- [ACTIONS TO TAKE]
1. In the blog post welcoming new bloggers, what did Linda compare the welcoming links and comments from readers and fellow bloggers to?
2. Continue the blog post welcoming new bloggers from its final sentence.

- [SOURCE PASSAGE]
******

Linda at The Task at Hand — one of my favorite destinations for creative nonfiction — wrote a post last Sunday titled “A Blogosphere Blessing,” in which she compared the welcoming links and comments of readers and fellow bloggers back when she started blogging to the house-warming parties of her youth in the American Midwest. With that in mind, I’d like to take a little time today to welcome some new (or newly returned) bloggers to the virtual neighborhood.
1. Ann E. Michael’s eponymous blog: “Poetry, nature, and speculative philosophical musings”
Pennsylvania poet Ann Michael began blogging back in September, so she’s not quite brand new, but she’s taken to it like the proverbial duck to water with thought-provoking, gracefully written posts on just the sort of topics likely to be of most interest to Via Negativa readers. A typical Ann E. Michael blog post might have her comparing Martin Buber, C. S. Lewis and Emily Dickinson, weighing the benefits of Lawn vs. meadow, and a doe, or musing on the appeal of the Christmas carol “O Come, O Come, Emmanuel”:
I’m not a good singer myself, but I can sing this carol. The range works for most of us.

******

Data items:
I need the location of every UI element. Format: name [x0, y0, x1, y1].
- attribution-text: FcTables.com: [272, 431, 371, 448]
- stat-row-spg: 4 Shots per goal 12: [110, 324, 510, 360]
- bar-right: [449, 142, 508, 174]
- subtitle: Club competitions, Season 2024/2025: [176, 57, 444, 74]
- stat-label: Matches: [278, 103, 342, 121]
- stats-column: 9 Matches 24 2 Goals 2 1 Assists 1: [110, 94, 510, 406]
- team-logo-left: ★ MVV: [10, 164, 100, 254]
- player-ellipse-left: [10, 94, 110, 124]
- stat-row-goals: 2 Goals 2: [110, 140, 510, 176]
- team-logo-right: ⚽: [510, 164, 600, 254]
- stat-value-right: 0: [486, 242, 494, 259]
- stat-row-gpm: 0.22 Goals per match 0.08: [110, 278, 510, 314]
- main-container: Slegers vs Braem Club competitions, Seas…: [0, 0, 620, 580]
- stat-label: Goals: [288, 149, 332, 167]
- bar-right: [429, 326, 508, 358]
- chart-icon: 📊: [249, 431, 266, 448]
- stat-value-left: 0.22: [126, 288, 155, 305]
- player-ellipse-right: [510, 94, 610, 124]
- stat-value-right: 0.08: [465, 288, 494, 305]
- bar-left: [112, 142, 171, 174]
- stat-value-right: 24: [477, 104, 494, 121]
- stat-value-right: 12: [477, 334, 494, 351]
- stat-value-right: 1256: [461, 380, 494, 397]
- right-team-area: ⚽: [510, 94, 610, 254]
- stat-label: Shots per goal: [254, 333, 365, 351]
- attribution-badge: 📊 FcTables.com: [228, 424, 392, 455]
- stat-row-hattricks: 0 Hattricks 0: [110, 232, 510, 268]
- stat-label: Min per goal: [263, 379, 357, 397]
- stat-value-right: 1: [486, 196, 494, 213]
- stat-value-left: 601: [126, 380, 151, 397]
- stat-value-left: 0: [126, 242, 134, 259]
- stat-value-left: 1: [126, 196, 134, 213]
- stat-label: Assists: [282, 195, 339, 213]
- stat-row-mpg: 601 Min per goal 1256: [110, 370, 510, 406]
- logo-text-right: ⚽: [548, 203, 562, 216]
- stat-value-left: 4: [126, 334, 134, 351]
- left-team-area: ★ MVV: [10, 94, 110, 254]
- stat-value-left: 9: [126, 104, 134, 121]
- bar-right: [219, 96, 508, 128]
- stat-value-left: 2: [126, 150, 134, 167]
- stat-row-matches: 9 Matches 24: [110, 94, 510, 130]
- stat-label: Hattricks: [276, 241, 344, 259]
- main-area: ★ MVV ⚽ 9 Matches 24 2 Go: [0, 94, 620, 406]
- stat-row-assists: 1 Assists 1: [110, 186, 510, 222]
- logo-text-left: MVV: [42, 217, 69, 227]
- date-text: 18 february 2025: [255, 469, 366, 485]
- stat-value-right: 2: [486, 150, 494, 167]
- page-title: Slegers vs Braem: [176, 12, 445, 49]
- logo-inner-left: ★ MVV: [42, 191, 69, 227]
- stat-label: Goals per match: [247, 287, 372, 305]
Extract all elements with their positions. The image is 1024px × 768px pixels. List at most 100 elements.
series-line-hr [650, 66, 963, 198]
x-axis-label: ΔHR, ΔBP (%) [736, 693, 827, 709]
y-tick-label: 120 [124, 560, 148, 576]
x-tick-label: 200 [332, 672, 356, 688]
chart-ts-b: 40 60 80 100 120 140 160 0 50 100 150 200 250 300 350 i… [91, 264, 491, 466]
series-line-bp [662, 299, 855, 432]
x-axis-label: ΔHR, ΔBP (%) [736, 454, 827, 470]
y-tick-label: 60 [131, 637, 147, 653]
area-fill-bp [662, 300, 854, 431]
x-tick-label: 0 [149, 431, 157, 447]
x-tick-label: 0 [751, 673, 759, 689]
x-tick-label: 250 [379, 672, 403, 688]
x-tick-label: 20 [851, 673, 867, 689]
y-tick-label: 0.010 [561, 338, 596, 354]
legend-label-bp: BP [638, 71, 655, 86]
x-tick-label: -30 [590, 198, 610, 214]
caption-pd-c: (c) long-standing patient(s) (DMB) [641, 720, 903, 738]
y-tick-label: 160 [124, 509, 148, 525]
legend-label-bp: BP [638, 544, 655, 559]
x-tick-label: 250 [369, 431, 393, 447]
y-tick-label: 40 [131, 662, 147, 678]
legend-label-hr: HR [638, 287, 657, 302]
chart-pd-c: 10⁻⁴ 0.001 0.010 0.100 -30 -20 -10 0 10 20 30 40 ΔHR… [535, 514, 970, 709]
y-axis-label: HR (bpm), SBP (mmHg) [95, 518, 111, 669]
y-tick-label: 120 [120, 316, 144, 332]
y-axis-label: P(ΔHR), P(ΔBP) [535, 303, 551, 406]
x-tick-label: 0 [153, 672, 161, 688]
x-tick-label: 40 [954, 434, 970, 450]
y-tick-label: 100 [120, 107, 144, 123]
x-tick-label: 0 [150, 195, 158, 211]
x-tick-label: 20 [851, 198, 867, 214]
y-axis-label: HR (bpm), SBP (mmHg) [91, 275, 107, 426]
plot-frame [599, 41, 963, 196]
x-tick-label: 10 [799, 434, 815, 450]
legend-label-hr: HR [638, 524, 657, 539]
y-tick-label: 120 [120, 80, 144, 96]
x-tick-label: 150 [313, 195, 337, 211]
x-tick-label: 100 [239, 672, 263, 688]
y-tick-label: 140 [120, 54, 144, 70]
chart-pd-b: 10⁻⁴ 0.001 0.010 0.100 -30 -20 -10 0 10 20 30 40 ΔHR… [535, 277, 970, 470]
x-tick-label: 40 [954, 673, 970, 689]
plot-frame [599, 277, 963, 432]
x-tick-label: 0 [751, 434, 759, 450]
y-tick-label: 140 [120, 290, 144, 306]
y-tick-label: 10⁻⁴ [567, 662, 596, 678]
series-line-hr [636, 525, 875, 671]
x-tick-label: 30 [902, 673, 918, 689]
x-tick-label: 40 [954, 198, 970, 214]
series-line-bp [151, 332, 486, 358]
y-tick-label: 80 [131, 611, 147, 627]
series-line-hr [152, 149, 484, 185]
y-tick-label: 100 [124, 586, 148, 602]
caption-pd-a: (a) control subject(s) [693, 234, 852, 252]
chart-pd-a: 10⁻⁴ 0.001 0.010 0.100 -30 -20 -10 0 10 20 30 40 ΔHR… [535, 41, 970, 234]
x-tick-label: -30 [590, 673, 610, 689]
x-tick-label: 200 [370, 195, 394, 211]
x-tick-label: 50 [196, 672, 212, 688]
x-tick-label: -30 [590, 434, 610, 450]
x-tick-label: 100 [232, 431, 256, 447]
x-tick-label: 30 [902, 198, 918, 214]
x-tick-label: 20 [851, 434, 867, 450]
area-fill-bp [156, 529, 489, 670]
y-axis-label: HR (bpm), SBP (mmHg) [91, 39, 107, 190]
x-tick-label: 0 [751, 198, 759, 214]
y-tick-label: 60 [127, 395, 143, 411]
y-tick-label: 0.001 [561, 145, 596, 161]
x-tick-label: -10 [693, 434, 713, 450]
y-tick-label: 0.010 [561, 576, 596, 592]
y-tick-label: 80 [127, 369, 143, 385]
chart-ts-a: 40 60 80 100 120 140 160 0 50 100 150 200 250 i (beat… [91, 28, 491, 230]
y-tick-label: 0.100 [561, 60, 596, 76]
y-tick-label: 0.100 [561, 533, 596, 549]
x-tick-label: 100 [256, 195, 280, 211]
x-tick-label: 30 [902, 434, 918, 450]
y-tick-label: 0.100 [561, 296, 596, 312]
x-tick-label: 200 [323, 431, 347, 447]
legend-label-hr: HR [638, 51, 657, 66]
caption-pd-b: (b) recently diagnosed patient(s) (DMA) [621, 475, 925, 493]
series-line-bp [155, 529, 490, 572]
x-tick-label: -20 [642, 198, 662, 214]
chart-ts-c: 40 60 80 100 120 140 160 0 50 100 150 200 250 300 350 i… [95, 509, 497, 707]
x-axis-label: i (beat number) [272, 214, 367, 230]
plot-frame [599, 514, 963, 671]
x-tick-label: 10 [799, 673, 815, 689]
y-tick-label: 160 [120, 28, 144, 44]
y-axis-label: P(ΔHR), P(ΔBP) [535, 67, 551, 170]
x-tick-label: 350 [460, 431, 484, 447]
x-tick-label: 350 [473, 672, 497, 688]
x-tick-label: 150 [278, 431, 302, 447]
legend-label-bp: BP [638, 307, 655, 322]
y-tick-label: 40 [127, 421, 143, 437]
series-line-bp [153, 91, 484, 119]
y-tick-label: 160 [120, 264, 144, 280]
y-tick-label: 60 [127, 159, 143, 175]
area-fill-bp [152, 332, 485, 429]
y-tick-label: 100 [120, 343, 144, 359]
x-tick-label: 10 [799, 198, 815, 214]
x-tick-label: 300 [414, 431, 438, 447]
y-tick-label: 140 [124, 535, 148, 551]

******

- [RESPONSE LIST]
1. The house-warming parties of her youth in the American Midwest.

2.
But that wasn’t what struck me this morning as the music surrounded me in my car en route to work. What I noticed—felt, in my marrow—is the sense of yearning in this carol. There is something particularly human in the minor-key longing for release, relief, joy, escape, liberty, union with a beloved other, desire that is both physical and spiritual, the yearning for renewal. Not hope but the desire, the longing for hope.
2. bint batutta: “crossing cultures”
From the About page:
My name is Ayesha, and I’m a translator and writer. I used to blog here. I was born in India and grew up in Britain, and I currently live in Bahrain.
Friends gave me the nickname Bint Battuta (after Ibn Battuta) because I used to travel a lot. These days my journeys take a different form. I love to read, and explore ideas. I’m particularly interested in history, and the spaces where cultures meet.
Since its rebirth on December 1, bint batutta has been a real cabinet of curiosities, with posts on the jalboot, the “Afghan” cameleers of Australia, the use of the Arabic script in Africa for languages other than Arabic, and more.
3. VidPoFilm: “the Poetics of Video and Film Poetry”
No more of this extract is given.